• [Tasks to perform]
A. In the transcription review passage, what accuracy percentage did Sonix reach?
B. Quote word for word the section of the transcription review passage that opens with the words containing "Trint offered similar" and closes with "when it works.".

Trint offered similar results, with 61 percent accuracy. It messed up in many of the same places, fumbling with accents, audio from YouTube and sections with crosstalk or quiet speaking. It didn’t mistranscribe in exactly the same ways as Happy Scribe, though. The Urban Dictionary sentence from above appeared as “I mean even in the urban dictionary we can go through those.”

Overall, Trint’s transcript is slightly easier to read than Happy Scribe’s because it does a better job of differentiating speakers and breaking them into new paragraphs. It’s not perfect, but it adds a lot of clarity when it works.

Sonix proved to be the next most accurate at 50 percent. Sonix worked slightly better than Happy Scribe and Trint when a single speaker was talking loudly. But any amount of crosstalk, background noise or even laughter — all things that will likely appear in any real- world use of the tool — seemed to confuse it more than the others. It captured the Urban Dictionary sentence as “to Open in the urban dictionary and we can go through some of those.”

• [Given data]
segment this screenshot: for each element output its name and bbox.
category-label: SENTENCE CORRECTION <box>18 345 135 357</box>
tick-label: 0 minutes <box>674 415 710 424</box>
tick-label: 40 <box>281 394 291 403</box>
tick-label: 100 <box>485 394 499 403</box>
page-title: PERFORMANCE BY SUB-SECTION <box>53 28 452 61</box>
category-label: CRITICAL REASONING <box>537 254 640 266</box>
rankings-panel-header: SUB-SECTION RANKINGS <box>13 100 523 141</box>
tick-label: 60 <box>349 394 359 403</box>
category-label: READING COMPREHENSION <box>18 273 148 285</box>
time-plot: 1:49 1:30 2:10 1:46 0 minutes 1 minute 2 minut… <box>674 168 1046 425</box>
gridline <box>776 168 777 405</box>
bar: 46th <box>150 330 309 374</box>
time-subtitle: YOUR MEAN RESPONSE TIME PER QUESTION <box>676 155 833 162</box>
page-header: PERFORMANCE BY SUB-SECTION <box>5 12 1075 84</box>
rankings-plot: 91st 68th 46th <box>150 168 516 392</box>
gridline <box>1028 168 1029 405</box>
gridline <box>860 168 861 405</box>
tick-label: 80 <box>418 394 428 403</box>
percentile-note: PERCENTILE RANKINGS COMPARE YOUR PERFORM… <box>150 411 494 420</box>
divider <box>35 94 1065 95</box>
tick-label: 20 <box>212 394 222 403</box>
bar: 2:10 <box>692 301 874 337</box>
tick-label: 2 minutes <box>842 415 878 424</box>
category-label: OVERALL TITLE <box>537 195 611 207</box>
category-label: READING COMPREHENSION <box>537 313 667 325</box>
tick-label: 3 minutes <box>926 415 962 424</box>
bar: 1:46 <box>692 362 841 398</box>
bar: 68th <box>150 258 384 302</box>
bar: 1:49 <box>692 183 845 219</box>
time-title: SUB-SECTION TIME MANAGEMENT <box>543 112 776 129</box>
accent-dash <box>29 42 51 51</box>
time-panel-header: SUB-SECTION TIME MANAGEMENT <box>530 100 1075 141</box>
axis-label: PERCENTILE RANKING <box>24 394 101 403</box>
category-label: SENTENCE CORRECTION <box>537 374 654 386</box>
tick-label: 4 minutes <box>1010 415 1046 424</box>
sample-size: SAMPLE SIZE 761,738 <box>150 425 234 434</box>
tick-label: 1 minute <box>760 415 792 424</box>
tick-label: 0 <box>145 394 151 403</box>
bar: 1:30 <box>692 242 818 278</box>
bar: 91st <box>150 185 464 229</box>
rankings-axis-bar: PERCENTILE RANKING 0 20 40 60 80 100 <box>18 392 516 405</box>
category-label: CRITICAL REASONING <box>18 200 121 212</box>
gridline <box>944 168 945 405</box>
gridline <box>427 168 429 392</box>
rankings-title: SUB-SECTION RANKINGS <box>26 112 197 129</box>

• [Solutions to the exercise]
A. 50 percent

B.
Trint offered similar results, with 61 percent accuracy. It messed up in many of the same places, fumbling with accents, audio from YouTube and sections with crosstalk or quiet speaking. It didn’t mistranscribe in exactly the same ways as Happy Scribe, though. The Urban Dictionary sentence from above appeared as “I mean even in the urban dictionary we can go through those.”

Overall, Trint’s transcript is slightly easier to read than Happy Scribe’s because it does a better job of differentiating speakers and breaking them into new paragraphs. It’s not perfect, but it adds a lot of clarity when it works.